**EXERCISE OBJECTIVE**.
Write the material out again in full, exactly.

**INPUT FOR THIS TASK**.
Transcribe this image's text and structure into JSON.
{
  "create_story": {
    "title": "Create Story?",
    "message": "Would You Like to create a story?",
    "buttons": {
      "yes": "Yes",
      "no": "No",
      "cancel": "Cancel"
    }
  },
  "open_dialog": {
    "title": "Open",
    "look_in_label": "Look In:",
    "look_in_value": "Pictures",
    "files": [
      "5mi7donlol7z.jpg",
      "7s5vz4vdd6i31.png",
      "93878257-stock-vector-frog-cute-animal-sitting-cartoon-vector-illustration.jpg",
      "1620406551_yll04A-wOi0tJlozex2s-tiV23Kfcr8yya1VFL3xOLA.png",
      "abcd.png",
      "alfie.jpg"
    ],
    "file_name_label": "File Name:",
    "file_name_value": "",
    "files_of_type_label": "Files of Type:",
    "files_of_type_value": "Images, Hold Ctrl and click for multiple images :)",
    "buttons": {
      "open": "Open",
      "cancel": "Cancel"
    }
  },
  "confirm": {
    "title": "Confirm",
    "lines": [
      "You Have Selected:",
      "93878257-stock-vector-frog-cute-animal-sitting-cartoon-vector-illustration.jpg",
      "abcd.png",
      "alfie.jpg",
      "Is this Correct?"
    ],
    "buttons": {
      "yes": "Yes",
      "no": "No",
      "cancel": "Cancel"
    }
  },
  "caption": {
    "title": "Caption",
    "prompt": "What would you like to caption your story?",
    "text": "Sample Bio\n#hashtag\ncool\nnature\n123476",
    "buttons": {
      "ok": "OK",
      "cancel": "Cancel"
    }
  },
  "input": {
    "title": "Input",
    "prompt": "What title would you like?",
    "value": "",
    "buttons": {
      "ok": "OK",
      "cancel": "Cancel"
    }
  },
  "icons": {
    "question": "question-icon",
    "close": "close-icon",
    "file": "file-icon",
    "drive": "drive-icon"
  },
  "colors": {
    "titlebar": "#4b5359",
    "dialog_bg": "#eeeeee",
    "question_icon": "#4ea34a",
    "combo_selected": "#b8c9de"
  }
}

**SOLUTION FOR THIS EXERCISE**.
Transcribe this image's text and structure into JSON.
{
  "create_story": {
    "title": "Create Story?",
    "message": "Would You Like to create a story?",
    "buttons": {
      "yes": "Yes",
      "no": "No",
      "cancel": "Cancel"
    }
  },
  "open_dialog": {
    "title": "Open",
    "look_in_label": "Look In:",
    "look_in_value": "Pictures",
    "files": [
      "5mi7donlol7z.jpg",
      "7s5vz4vdd6i31.png",
      "93878257-stock-vector-frog-cute-animal-sitting-cartoon-vector-illustration.jpg",
      "1620406551_yll04A-wOi0tJlozex2s-tiV23Kfcr8yya1VFL3xOLA.png",
      "abcd.png",
      "alfie.jpg"
    ],
    "file_name_label": "File Name:",
    "file_name_value": "",
    "files_of_type_label": "Files of Type:",
    "files_of_type_value": "Images, Hold Ctrl and click for multiple images :)",
    "buttons": {
      "open": "Open",
      "cancel": "Cancel"
    }
  },
  "confirm": {
    "title": "Confirm",
    "lines": [
      "You Have Selected:",
      "93878257-stock-vector-frog-cute-animal-sitting-cartoon-vector-illustration.jpg",
      "abcd.png",
      "alfie.jpg",
      "Is this Correct?"
    ],
    "buttons": {
      "yes": "Yes",
      "no": "No",
      "cancel": "Cancel"
    }
  },
  "caption": {
    "title": "Caption",
    "prompt": "What would you like to caption your story?",
    "text": "Sample Bio\n#hashtag\ncool\nnature\n123476",
    "buttons": {
      "ok": "OK",
      "cancel": "Cancel"
    }
  },
  "input": {
    "title": "Input",
    "prompt": "What title would you like?",
    "value": "",
    "buttons": {
      "ok": "OK",
      "cancel": "Cancel"
    }
  },
  "icons": {
    "question": "question-icon",
    "close": "close-icon",
    "file": "file-icon",
    "drive": "drive-icon"
  },
  "colors": {
    "titlebar": "#4b5359",
    "dialog_bg": "#eeeeee",
    "question_icon": "#4ea34a",
    "combo_selected": "#b8c9de"
  }
}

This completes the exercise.